### Job
Repeat the listing in full, word for word.

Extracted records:
■ ■ ■ ■

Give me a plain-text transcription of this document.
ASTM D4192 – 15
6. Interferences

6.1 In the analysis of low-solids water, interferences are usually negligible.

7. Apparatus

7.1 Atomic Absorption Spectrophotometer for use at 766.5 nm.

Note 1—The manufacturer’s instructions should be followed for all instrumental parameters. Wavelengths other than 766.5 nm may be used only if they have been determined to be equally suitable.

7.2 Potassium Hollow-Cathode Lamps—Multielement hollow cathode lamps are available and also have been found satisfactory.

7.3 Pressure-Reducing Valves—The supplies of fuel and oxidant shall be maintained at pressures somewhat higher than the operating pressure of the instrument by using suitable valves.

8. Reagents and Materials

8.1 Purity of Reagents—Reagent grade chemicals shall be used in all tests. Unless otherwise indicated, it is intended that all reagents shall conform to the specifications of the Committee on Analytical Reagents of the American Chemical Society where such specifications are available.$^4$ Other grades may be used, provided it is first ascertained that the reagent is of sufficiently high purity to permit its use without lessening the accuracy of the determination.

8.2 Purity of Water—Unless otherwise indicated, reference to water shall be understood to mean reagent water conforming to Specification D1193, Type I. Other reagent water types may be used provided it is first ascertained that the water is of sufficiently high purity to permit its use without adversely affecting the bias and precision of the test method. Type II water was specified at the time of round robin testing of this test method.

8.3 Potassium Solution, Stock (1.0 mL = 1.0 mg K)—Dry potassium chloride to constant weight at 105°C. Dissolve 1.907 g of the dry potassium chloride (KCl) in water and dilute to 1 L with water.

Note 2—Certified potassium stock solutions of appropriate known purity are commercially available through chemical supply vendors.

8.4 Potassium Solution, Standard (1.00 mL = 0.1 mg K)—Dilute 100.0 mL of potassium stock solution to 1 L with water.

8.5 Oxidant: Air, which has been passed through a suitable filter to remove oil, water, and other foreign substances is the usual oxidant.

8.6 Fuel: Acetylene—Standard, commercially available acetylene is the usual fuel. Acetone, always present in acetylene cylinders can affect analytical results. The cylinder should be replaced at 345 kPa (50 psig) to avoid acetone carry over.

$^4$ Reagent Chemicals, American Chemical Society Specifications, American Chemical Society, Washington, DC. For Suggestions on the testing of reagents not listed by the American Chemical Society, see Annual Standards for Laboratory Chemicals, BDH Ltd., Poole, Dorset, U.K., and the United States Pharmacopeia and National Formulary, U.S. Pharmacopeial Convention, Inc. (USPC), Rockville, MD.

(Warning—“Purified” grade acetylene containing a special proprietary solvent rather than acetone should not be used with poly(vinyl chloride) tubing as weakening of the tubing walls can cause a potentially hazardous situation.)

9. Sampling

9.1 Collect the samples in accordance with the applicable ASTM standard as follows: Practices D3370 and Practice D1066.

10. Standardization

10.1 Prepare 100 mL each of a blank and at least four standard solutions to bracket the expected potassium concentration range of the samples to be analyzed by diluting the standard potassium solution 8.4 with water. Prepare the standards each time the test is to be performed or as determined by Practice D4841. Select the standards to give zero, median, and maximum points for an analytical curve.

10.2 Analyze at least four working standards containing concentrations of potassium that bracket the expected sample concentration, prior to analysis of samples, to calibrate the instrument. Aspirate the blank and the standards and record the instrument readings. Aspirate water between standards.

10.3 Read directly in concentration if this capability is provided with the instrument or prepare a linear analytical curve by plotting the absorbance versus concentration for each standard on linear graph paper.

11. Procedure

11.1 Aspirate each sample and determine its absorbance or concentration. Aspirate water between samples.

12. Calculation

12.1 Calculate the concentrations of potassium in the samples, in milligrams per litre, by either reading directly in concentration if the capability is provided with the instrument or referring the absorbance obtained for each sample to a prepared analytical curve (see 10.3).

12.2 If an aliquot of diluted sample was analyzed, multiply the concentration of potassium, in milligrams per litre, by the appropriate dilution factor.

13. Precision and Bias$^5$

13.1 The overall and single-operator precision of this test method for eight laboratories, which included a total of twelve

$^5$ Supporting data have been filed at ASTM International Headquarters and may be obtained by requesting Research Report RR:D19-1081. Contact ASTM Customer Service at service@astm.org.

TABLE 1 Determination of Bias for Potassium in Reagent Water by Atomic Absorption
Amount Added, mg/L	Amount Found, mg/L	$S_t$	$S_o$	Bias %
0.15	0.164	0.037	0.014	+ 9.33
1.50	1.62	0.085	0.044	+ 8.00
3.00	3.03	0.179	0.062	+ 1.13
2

■ ■ ■ ■

### Response
Give me a plain-text transcription of this document.
ASTM D4192 – 15
6. Interferences

6.1 In the analysis of low-solids water, interferences are usually negligible.

7. Apparatus

7.1 Atomic Absorption Spectrophotometer for use at 766.5 nm.

Note 1—The manufacturer’s instructions should be followed for all instrumental parameters. Wavelengths other than 766.5 nm may be used only if they have been determined to be equally suitable.

7.2 Potassium Hollow-Cathode Lamps—Multielement hollow cathode lamps are available and also have been found satisfactory.

7.3 Pressure-Reducing Valves—The supplies of fuel and oxidant shall be maintained at pressures somewhat higher than the operating pressure of the instrument by using suitable valves.

8. Reagents and Materials

8.1 Purity of Reagents—Reagent grade chemicals shall be used in all tests. Unless otherwise indicated, it is intended that all reagents shall conform to the specifications of the Committee on Analytical Reagents of the American Chemical Society where such specifications are available.$^4$ Other grades may be used, provided it is first ascertained that the reagent is of sufficiently high purity to permit its use without lessening the accuracy of the determination.

8.2 Purity of Water—Unless otherwise indicated, reference to water shall be understood to mean reagent water conforming to Specification D1193, Type I. Other reagent water types may be used provided it is first ascertained that the water is of sufficiently high purity to permit its use without adversely affecting the bias and precision of the test method. Type II water was specified at the time of round robin testing of this test method.

8.3 Potassium Solution, Stock (1.0 mL = 1.0 mg K)—Dry potassium chloride to constant weight at 105°C. Dissolve 1.907 g of the dry potassium chloride (KCl) in water and dilute to 1 L with water.

Note 2—Certified potassium stock solutions of appropriate known purity are commercially available through chemical supply vendors.

8.4 Potassium Solution, Standard (1.00 mL = 0.1 mg K)—Dilute 100.0 mL of potassium stock solution to 1 L with water.

8.5 Oxidant: Air, which has been passed through a suitable filter to remove oil, water, and other foreign substances is the usual oxidant.

8.6 Fuel: Acetylene—Standard, commercially available acetylene is the usual fuel. Acetone, always present in acetylene cylinders can affect analytical results. The cylinder should be replaced at 345 kPa (50 psig) to avoid acetone carry over.

$^4$ Reagent Chemicals, American Chemical Society Specifications, American Chemical Society, Washington, DC. For Suggestions on the testing of reagents not listed by the American Chemical Society, see Annual Standards for Laboratory Chemicals, BDH Ltd., Poole, Dorset, U.K., and the United States Pharmacopeia and National Formulary, U.S. Pharmacopeial Convention, Inc. (USPC), Rockville, MD.

(Warning—“Purified” grade acetylene containing a special proprietary solvent rather than acetone should not be used with poly(vinyl chloride) tubing as weakening of the tubing walls can cause a potentially hazardous situation.)

9. Sampling

9.1 Collect the samples in accordance with the applicable ASTM standard as follows: Practices D3370 and Practice D1066.

10. Standardization

10.1 Prepare 100 mL each of a blank and at least four standard solutions to bracket the expected potassium concentration range of the samples to be analyzed by diluting the standard potassium solution 8.4 with water. Prepare the standards each time the test is to be performed or as determined by Practice D4841. Select the standards to give zero, median, and maximum points for an analytical curve.

10.2 Analyze at least four working standards containing concentrations of potassium that bracket the expected sample concentration, prior to analysis of samples, to calibrate the instrument. Aspirate the blank and the standards and record the instrument readings. Aspirate water between standards.

10.3 Read directly in concentration if this capability is provided with the instrument or prepare a linear analytical curve by plotting the absorbance versus concentration for each standard on linear graph paper.

11. Procedure

11.1 Aspirate each sample and determine its absorbance or concentration. Aspirate water between samples.

12. Calculation

12.1 Calculate the concentrations of potassium in the samples, in milligrams per litre, by either reading directly in concentration if the capability is provided with the instrument or referring the absorbance obtained for each sample to a prepared analytical curve (see 10.3).

12.2 If an aliquot of diluted sample was analyzed, multiply the concentration of potassium, in milligrams per litre, by the appropriate dilution factor.

13. Precision and Bias$^5$

13.1 The overall and single-operator precision of this test method for eight laboratories, which included a total of twelve

$^5$ Supporting data have been filed at ASTM International Headquarters and may be obtained by requesting Research Report RR:D19-1081. Contact ASTM Customer Service at service@astm.org.

TABLE 1 Determination of Bias for Potassium in Reagent Water by Atomic Absorption
Amount Added, mg/L	Amount Found, mg/L	$S_t$	$S_o$	Bias %
0.15	0.164	0.037	0.014	+ 9.33
1.50	1.62	0.085	0.044	+ 8.00
3.00	3.03	0.179	0.062	+ 1.13
2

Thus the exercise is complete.